• WHAT YOU WILL DO: Write out the records word for word from their first line through the line that contains "- table-cell: 100: [465, 388, 500, 416]", including both of those lines.

• PROVIDED DATA:
* * *
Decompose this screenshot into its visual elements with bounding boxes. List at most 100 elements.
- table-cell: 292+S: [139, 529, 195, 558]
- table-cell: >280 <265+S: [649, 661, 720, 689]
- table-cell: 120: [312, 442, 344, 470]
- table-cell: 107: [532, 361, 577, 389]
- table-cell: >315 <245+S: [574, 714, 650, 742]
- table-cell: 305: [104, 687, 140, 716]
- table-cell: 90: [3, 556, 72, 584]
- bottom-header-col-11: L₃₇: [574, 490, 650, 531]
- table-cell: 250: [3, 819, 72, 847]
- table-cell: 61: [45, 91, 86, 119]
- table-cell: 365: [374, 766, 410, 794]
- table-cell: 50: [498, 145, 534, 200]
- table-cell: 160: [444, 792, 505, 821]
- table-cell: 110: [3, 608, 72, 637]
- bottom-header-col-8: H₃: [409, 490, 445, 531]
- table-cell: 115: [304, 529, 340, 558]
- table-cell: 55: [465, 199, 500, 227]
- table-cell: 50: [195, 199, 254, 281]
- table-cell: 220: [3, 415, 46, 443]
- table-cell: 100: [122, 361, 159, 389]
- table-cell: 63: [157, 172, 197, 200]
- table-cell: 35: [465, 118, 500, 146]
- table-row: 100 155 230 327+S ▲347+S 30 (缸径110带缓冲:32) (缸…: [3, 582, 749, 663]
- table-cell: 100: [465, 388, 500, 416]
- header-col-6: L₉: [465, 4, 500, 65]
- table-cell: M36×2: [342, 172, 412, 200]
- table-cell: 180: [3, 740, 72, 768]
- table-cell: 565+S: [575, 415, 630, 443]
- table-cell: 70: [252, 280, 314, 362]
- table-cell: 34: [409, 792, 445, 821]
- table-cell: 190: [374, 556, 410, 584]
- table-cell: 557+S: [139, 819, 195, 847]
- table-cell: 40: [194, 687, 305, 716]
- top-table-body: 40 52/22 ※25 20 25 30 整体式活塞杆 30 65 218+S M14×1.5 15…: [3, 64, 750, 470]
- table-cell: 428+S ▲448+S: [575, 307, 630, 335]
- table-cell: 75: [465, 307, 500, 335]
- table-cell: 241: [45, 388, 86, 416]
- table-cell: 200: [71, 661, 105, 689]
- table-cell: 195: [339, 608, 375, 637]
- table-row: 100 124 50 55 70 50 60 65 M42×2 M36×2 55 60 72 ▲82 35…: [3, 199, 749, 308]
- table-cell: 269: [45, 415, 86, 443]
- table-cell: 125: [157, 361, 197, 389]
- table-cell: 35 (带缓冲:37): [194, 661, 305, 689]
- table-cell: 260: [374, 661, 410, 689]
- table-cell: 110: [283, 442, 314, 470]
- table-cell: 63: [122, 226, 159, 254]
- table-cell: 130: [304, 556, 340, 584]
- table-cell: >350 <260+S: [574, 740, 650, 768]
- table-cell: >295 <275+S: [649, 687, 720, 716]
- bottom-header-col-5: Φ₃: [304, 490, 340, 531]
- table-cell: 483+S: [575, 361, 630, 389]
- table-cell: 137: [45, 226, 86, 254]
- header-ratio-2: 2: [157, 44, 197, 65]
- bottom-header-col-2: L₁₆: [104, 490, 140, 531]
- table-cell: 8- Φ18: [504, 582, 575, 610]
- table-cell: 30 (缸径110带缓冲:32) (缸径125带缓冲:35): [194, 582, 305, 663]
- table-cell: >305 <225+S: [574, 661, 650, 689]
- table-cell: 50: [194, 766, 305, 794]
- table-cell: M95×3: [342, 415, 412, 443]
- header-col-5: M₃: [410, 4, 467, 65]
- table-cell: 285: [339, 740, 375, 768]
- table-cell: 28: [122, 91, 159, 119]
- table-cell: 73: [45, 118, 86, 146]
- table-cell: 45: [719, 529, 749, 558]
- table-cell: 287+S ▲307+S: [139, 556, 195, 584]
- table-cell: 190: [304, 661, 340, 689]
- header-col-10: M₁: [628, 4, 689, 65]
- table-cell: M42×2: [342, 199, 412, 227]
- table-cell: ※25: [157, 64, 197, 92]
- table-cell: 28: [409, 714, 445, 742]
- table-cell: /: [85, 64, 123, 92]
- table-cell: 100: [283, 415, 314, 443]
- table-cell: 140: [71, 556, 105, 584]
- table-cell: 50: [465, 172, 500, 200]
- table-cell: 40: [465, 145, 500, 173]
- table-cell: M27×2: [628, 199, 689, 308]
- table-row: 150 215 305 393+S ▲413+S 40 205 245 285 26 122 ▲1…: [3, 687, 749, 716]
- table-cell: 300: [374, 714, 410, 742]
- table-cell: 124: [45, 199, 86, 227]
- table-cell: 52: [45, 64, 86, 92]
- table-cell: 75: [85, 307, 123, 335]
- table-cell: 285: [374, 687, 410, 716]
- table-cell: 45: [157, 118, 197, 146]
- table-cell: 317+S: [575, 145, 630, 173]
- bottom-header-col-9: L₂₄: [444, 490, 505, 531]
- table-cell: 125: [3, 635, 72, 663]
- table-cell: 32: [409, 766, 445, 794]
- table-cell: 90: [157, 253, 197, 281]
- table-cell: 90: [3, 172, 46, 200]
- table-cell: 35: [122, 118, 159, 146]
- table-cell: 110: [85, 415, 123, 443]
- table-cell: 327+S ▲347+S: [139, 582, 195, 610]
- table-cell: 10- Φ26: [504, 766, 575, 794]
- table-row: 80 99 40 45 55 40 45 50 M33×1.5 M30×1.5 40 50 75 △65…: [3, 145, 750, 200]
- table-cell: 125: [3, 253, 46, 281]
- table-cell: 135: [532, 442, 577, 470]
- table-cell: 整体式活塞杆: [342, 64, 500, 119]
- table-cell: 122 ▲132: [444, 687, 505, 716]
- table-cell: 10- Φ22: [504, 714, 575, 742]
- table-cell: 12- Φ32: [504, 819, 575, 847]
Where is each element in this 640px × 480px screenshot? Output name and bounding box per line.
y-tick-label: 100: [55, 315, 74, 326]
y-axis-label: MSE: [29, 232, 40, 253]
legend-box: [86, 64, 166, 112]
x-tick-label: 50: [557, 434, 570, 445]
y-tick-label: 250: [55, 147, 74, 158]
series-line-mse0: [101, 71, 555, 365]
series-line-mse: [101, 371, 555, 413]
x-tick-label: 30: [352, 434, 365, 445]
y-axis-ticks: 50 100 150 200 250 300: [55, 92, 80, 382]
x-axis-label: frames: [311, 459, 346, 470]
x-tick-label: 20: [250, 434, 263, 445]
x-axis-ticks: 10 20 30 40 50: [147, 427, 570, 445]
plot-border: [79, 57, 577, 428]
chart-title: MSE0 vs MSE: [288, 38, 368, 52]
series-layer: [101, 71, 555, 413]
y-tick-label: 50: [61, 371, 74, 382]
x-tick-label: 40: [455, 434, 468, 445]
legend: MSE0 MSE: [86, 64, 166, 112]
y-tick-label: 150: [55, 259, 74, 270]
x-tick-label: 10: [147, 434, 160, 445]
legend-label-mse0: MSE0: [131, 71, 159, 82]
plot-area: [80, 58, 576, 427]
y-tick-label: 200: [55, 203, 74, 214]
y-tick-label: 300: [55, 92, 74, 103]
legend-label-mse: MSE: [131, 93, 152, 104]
* * *
• REPLY:
Decompose this screenshot into its visual elements with bounding boxes. List at most 100 elements.
- table-cell: 292+S: [139, 529, 195, 558]
- table-cell: >280 <265+S: [649, 661, 720, 689]
- table-cell: 120: [312, 442, 344, 470]
- table-cell: 107: [532, 361, 577, 389]
- table-cell: >315 <245+S: [574, 714, 650, 742]
- table-cell: 305: [104, 687, 140, 716]
- table-cell: 90: [3, 556, 72, 584]
- bottom-header-col-11: L₃₇: [574, 490, 650, 531]
- table-cell: 250: [3, 819, 72, 847]
- table-cell: 61: [45, 91, 86, 119]
- table-cell: 365: [374, 766, 410, 794]
- table-cell: 50: [498, 145, 534, 200]
- table-cell: 160: [444, 792, 505, 821]
- table-cell: 110: [3, 608, 72, 637]
- bottom-header-col-8: H₃: [409, 490, 445, 531]
- table-cell: 115: [304, 529, 340, 558]
- table-cell: 55: [465, 199, 500, 227]
- table-cell: 50: [195, 199, 254, 281]
- table-cell: 220: [3, 415, 46, 443]
- table-cell: 100: [122, 361, 159, 389]
- table-cell: 63: [157, 172, 197, 200]
- table-cell: 35: [465, 118, 500, 146]
- table-row: 100 155 230 327+S ▲347+S 30 (缸径110带缓冲:32) (缸…: [3, 582, 749, 663]
- table-cell: 100: [465, 388, 500, 416]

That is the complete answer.